#### Exercise data

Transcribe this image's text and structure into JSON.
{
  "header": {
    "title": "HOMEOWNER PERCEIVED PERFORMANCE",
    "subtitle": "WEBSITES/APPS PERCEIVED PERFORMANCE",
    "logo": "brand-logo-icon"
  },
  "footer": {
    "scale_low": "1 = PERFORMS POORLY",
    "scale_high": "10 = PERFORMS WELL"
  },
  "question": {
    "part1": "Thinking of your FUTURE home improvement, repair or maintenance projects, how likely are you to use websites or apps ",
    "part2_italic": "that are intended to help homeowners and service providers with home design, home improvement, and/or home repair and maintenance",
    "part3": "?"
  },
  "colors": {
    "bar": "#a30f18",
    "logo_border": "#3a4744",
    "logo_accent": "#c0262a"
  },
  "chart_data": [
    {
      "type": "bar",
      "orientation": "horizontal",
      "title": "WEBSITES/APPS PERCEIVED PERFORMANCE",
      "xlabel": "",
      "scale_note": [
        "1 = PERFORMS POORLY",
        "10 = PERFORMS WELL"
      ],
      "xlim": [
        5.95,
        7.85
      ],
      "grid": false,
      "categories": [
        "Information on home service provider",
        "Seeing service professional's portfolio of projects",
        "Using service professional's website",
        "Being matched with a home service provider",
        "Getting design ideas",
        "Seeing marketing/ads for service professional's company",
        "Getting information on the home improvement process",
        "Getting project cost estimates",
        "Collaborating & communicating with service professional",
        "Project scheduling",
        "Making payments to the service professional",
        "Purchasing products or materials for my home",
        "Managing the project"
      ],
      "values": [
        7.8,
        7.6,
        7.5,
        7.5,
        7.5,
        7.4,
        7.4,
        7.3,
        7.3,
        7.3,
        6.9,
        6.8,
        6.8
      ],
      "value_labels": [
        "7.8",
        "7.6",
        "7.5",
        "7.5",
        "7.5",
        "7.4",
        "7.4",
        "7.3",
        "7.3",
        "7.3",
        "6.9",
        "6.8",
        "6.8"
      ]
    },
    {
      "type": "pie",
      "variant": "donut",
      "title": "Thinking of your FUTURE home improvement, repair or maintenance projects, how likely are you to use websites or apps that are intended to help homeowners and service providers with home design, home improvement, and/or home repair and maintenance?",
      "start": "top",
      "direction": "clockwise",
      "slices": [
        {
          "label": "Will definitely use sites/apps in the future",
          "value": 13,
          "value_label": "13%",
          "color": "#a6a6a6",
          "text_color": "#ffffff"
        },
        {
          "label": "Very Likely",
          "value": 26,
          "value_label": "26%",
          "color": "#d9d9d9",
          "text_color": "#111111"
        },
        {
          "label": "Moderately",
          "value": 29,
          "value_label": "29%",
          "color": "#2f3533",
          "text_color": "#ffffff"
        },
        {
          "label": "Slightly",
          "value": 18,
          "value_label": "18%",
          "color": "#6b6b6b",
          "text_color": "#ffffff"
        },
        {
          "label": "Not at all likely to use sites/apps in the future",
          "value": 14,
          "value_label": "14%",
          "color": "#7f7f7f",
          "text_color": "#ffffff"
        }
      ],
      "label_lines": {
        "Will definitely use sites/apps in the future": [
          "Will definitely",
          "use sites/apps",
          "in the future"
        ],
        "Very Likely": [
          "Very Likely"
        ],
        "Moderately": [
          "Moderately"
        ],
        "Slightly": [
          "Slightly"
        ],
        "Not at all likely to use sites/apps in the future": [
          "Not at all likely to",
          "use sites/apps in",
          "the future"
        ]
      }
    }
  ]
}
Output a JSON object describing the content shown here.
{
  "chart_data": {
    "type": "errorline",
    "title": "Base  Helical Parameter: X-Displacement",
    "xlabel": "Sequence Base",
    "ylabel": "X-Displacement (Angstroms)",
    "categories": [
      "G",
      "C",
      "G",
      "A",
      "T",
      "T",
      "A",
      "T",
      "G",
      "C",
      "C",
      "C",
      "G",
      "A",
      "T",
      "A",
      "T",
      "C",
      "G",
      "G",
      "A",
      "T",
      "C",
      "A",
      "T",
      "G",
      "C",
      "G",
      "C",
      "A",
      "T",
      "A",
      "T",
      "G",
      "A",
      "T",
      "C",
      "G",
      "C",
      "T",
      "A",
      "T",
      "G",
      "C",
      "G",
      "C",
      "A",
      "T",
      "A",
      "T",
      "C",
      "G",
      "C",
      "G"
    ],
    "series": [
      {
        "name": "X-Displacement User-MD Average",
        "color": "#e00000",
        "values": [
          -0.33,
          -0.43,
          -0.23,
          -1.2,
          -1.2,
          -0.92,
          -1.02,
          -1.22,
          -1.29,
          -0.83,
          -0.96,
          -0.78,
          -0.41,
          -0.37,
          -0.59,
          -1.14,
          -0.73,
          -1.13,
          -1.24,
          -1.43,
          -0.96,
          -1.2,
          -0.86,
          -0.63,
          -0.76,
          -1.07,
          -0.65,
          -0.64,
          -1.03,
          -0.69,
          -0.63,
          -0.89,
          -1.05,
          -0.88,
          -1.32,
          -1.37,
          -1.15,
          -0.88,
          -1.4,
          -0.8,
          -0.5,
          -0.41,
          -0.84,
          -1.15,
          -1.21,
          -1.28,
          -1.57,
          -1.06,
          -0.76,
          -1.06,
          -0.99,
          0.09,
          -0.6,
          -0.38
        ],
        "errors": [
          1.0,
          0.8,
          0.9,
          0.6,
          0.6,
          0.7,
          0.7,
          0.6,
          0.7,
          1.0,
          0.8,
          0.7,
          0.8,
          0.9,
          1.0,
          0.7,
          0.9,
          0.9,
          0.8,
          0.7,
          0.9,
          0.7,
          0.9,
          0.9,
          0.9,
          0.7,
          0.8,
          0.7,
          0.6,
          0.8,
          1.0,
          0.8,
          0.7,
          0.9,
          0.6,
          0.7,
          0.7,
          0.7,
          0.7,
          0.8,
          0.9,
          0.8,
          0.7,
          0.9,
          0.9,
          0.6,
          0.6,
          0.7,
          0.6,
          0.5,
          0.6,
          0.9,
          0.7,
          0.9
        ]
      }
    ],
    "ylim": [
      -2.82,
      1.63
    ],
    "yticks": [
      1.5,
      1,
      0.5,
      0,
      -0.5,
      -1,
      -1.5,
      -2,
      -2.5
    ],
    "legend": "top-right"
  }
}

########

◆ **To do**: Provide only the count of lines in the data above that include the string "Base".

◆ **Answer to this exercise**: 2